** Written request **
Retype all material exactly. Pictures stay out of the copy.

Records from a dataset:
>> Start

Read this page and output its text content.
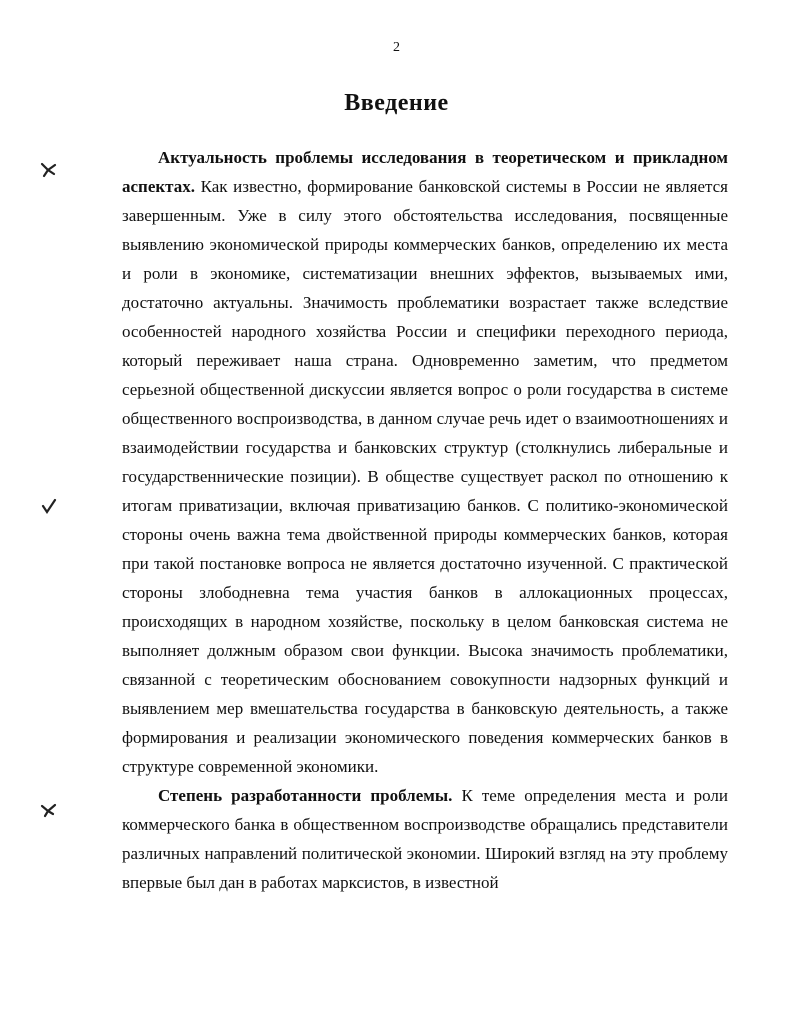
2
Введение

Актуальность проблемы исследования в теоретическом и прикладном аспектах. Как известно, формирование банковской системы в России не является завершенным. Уже в силу этого обстоятельства исследования, посвященные выявлению экономической природы коммерческих банков, определению их места и роли в экономике, систематизации внешних эффектов, вызываемых ими, достаточно актуальны. Значимость проблематики возрастает также вследствие особенностей народного хозяйства России и специфики переходного периода, который переживает наша страна. Одновременно заметим, что предметом серьезной общественной дискуссии является вопрос о роли государства в системе общественного воспроизводства, в данном случае речь идет о взаимоотношениях и взаимодействии государства и банковских структур (столкнулись либеральные и государственнические позиции). В обществе существует раскол по отношению к итогам приватизации, включая приватизацию банков. С политико-экономической стороны очень важна тема двойственной природы коммерческих банков, которая при такой постановке вопроса не является достаточно изученной. С практической стороны злободневна тема участия банков в аллокационных процессах, происходящих в народном хозяйстве, поскольку в целом банковская система не выполняет должным образом свои функции. Высока значимость проблематики, связанной с теоретическим обоснованием совокупности надзорных функций и выявлением мер вмешательства государства в банковскую деятельность, а также формирования и реализации экономического поведения коммерческих банков в структуре современной экономики.

Степень разработанности проблемы. К теме определения места и роли коммерческого банка в общественном воспроизводстве обращались представители различных направлений политической экономии. Широкий взгляд на эту проблему впервые был дан в работах марксистов, в известной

>> End

** The answer **
Read this page and output its text content.
2
Введение

Актуальность проблемы исследования в теоретическом и прикладном аспектах. Как известно, формирование банковской системы в России не является завершенным. Уже в силу этого обстоятельства исследования, посвященные выявлению экономической природы коммерческих банков, определению их места и роли в экономике, систематизации внешних эффектов, вызываемых ими, достаточно актуальны. Значимость проблематики возрастает также вследствие особенностей народного хозяйства России и специфики переходного периода, который переживает наша страна. Одновременно заметим, что предметом серьезной общественной дискуссии является вопрос о роли государства в системе общественного воспроизводства, в данном случае речь идет о взаимоотношениях и взаимодействии государства и банковских структур (столкнулись либеральные и государственнические позиции). В обществе существует раскол по отношению к итогам приватизации, включая приватизацию банков. С политико-экономической стороны очень важна тема двойственной природы коммерческих банков, которая при такой постановке вопроса не является достаточно изученной. С практической стороны злободневна тема участия банков в аллокационных процессах, происходящих в народном хозяйстве, поскольку в целом банковская система не выполняет должным образом свои функции. Высока значимость проблематики, связанной с теоретическим обоснованием совокупности надзорных функций и выявлением мер вмешательства государства в банковскую деятельность, а также формирования и реализации экономического поведения коммерческих банков в структуре современной экономики.

Степень разработанности проблемы. К теме определения места и роли коммерческого банка в общественном воспроизводстве обращались представители различных направлений политической экономии. Широкий взгляд на эту проблему впервые был дан в работах марксистов, в известной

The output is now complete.